[Data excerpts]

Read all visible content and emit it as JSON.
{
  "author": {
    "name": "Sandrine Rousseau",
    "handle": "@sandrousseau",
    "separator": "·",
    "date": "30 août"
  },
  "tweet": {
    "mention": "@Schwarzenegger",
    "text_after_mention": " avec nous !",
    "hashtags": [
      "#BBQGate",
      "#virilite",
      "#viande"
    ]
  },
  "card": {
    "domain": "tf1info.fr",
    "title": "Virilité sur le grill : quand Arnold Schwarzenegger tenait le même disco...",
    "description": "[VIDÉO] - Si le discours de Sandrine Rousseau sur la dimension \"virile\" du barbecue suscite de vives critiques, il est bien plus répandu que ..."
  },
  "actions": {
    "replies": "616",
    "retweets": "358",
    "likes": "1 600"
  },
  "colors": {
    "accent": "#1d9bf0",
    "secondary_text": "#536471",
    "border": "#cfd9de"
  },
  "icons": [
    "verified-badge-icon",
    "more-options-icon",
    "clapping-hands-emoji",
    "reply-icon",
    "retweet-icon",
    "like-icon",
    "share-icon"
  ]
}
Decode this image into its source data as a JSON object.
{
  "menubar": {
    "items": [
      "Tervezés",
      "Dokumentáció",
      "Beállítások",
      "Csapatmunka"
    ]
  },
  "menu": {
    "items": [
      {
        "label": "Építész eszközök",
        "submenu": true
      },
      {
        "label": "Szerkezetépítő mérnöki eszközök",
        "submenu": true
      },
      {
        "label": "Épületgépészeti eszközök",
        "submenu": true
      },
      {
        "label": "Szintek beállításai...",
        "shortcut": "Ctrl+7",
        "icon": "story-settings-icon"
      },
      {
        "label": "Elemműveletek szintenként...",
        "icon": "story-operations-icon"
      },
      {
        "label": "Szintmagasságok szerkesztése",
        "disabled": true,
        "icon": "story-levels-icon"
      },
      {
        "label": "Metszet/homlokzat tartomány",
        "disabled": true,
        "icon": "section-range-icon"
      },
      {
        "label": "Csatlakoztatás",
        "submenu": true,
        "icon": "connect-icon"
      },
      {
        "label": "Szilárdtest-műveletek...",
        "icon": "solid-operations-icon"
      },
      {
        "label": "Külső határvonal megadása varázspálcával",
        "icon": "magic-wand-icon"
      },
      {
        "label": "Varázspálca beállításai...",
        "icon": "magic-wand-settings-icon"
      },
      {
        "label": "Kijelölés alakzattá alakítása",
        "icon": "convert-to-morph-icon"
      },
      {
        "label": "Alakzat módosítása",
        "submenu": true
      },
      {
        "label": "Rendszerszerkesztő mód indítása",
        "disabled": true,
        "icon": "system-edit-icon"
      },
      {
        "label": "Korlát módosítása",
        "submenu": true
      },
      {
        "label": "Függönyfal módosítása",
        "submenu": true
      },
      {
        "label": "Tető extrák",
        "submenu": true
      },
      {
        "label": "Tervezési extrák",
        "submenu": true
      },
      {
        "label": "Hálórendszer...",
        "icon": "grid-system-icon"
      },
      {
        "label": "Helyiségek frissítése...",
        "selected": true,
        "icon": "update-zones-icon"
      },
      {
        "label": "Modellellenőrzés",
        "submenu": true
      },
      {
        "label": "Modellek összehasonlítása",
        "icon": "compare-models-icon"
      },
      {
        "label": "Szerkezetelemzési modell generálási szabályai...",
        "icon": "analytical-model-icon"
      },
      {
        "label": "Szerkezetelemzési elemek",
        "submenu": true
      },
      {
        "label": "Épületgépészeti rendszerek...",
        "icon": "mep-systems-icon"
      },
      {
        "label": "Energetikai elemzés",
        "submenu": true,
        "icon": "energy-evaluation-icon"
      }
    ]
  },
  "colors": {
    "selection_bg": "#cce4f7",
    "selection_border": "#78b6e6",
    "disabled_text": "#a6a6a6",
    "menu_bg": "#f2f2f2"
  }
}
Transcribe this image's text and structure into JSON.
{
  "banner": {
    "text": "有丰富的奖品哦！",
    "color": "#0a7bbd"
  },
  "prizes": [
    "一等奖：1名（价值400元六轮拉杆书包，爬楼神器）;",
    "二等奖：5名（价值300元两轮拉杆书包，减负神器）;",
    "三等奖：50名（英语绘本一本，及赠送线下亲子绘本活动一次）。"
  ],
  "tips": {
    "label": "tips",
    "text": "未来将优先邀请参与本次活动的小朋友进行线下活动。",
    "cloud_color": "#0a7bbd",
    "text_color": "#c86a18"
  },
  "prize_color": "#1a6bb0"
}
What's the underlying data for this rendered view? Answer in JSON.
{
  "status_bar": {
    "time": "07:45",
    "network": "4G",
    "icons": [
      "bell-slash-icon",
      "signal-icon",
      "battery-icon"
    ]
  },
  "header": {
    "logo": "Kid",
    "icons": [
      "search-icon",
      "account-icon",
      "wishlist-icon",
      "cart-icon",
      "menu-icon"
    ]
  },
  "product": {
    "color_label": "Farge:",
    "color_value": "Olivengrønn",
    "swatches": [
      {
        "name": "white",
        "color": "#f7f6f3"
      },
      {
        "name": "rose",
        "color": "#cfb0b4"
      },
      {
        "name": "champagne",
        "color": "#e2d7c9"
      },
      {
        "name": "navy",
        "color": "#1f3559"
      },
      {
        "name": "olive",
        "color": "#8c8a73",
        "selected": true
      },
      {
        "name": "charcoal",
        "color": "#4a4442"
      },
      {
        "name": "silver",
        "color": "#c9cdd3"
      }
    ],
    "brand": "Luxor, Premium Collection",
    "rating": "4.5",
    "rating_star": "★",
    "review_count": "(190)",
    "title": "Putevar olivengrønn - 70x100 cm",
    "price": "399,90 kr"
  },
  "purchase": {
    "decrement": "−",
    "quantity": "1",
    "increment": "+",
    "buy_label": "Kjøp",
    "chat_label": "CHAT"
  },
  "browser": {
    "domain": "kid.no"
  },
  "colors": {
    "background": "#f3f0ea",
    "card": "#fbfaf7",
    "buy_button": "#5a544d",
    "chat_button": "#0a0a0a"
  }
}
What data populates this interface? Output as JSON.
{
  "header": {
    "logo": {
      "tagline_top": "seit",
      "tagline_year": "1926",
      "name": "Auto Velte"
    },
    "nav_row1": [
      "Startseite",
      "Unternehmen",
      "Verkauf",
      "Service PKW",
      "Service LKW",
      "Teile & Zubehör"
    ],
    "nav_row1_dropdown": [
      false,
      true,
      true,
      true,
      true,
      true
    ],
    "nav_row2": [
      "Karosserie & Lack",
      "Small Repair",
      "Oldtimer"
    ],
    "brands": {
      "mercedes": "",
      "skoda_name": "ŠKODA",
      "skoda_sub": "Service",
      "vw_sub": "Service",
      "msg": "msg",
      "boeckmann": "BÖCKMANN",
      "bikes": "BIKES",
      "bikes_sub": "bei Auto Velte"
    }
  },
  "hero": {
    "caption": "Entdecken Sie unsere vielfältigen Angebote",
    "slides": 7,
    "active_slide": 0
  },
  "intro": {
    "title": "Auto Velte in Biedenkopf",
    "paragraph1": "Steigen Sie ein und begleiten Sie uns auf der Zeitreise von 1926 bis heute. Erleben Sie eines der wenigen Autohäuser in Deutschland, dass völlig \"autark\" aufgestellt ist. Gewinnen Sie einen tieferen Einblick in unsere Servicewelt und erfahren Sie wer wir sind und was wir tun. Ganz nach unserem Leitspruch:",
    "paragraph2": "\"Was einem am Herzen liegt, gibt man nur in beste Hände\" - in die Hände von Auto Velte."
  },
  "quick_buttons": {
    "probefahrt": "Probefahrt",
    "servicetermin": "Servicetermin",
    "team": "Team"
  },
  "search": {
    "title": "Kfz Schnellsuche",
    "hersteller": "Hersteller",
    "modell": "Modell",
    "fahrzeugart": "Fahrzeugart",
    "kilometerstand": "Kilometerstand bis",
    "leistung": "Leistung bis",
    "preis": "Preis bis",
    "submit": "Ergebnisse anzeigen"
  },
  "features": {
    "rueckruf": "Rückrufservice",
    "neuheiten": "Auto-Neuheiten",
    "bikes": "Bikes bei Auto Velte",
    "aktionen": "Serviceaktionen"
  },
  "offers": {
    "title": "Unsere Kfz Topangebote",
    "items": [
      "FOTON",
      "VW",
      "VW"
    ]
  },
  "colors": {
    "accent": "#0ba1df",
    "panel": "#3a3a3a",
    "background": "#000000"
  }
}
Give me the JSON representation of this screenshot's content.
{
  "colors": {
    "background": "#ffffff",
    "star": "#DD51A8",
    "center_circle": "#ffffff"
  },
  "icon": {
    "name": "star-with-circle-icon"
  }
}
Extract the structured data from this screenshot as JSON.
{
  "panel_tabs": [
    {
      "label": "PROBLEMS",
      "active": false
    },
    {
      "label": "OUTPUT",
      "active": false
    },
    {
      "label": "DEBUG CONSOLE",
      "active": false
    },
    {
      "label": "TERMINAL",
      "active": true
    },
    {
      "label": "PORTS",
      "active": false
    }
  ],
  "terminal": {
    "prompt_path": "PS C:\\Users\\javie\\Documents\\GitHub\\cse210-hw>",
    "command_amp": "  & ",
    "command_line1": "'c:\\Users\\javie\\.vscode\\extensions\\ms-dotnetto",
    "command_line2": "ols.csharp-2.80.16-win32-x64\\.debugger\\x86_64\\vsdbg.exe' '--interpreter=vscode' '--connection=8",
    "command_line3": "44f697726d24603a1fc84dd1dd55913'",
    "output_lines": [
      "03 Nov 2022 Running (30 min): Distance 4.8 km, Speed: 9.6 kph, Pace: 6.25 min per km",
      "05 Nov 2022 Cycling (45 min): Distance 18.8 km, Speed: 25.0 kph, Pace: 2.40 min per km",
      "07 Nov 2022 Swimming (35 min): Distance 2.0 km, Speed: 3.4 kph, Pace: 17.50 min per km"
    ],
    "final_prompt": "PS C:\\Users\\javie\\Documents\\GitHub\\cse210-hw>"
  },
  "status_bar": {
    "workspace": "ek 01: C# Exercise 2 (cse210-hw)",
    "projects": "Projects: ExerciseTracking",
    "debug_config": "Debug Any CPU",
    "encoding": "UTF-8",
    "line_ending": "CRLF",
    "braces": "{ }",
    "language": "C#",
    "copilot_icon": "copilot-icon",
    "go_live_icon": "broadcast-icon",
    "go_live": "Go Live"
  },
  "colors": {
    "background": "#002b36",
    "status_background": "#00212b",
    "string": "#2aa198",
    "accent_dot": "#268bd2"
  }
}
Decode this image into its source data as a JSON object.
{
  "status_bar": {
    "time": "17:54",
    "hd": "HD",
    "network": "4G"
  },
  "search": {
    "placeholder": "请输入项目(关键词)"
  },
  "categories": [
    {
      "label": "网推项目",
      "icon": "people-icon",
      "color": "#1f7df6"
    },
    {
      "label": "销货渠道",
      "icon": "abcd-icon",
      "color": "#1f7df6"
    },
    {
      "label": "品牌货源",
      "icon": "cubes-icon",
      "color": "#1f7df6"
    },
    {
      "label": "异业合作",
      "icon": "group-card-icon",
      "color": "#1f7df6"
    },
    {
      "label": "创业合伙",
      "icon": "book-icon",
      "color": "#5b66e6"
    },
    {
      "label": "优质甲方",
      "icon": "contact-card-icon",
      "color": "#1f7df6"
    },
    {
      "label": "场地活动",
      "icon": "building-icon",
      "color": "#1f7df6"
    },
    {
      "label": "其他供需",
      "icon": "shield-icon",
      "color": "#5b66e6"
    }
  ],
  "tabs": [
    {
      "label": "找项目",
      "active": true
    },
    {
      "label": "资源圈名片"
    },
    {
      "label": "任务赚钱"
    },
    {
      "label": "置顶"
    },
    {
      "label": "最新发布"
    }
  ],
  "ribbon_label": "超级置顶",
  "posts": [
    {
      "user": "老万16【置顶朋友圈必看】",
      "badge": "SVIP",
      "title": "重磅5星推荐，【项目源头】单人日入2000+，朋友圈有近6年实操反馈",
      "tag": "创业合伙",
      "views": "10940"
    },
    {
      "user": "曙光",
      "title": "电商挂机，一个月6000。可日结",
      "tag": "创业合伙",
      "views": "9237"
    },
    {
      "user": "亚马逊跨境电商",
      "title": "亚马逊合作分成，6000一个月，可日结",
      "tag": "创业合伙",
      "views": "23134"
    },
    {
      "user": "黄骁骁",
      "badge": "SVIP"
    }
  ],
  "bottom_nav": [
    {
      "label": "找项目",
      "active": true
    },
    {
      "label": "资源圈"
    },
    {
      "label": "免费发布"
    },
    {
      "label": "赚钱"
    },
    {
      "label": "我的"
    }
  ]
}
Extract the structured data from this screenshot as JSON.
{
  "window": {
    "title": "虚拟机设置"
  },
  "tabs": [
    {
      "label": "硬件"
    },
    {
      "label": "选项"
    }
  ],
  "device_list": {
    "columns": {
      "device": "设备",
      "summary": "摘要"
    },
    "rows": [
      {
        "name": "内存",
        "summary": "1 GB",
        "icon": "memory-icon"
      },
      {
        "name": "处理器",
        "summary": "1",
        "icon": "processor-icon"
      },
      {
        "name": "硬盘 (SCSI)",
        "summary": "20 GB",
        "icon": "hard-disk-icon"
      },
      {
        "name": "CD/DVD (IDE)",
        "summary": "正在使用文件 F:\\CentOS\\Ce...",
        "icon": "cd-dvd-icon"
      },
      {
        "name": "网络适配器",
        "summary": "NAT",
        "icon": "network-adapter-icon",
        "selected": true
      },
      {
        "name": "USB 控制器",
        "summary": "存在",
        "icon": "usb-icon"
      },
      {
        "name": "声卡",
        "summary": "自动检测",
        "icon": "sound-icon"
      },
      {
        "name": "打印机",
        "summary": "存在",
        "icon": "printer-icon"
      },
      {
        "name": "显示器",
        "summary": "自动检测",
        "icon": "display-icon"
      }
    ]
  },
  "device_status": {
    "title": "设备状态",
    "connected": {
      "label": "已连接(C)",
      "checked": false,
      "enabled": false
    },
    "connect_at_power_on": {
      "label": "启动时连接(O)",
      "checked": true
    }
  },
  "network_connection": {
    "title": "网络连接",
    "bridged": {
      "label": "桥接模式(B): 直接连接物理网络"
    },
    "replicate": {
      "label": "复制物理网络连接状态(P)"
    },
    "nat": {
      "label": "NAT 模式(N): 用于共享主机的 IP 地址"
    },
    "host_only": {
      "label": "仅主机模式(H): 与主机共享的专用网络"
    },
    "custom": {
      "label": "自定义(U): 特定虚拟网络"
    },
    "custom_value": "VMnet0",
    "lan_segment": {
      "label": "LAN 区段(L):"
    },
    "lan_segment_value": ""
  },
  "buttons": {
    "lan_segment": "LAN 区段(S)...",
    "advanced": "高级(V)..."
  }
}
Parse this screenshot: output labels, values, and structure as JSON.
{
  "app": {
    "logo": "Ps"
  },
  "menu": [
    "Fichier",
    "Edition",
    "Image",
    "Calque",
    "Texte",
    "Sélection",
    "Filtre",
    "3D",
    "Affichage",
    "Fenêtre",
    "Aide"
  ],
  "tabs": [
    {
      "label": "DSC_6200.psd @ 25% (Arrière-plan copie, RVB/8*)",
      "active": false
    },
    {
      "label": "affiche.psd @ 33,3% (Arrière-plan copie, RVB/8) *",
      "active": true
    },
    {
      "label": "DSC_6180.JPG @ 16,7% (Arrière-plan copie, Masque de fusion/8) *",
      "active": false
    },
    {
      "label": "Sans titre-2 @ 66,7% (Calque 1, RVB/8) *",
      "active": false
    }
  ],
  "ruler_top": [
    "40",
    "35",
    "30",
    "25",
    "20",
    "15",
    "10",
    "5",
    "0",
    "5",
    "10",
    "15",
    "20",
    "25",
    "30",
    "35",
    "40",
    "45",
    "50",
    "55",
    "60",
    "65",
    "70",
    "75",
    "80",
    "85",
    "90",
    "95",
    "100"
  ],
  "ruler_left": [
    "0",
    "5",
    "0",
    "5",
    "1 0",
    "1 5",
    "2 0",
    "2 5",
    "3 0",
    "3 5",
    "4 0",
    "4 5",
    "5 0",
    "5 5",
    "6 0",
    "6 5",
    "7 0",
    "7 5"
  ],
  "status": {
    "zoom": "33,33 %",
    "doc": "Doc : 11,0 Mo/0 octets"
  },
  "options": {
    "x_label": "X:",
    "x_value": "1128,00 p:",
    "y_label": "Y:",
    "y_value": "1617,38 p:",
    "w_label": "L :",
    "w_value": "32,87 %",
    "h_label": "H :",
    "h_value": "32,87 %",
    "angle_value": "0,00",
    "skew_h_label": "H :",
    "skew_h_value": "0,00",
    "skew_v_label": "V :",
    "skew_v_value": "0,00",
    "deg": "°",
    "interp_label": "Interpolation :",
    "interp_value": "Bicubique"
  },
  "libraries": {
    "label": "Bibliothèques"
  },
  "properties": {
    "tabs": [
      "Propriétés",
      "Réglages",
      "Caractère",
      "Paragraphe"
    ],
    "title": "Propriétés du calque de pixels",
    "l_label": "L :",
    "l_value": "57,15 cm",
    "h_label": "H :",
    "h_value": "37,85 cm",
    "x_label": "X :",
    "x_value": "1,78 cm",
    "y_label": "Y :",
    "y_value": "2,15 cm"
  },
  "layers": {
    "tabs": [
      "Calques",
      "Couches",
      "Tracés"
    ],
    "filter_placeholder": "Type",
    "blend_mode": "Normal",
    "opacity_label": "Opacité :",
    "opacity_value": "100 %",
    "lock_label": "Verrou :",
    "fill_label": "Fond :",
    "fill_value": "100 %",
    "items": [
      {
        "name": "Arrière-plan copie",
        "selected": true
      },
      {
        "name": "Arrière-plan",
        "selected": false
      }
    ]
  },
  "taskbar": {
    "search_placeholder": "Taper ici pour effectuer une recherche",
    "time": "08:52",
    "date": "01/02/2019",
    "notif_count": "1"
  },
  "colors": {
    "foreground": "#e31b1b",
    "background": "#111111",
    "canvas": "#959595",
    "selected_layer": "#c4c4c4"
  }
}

◆ **Brief**: Check each line above for the word "What", and copy the lines where it appears.

◆ **The result**:
What's the underlying data for this rendered view? Answer in JSON.
What data populates this interface? Output as JSON.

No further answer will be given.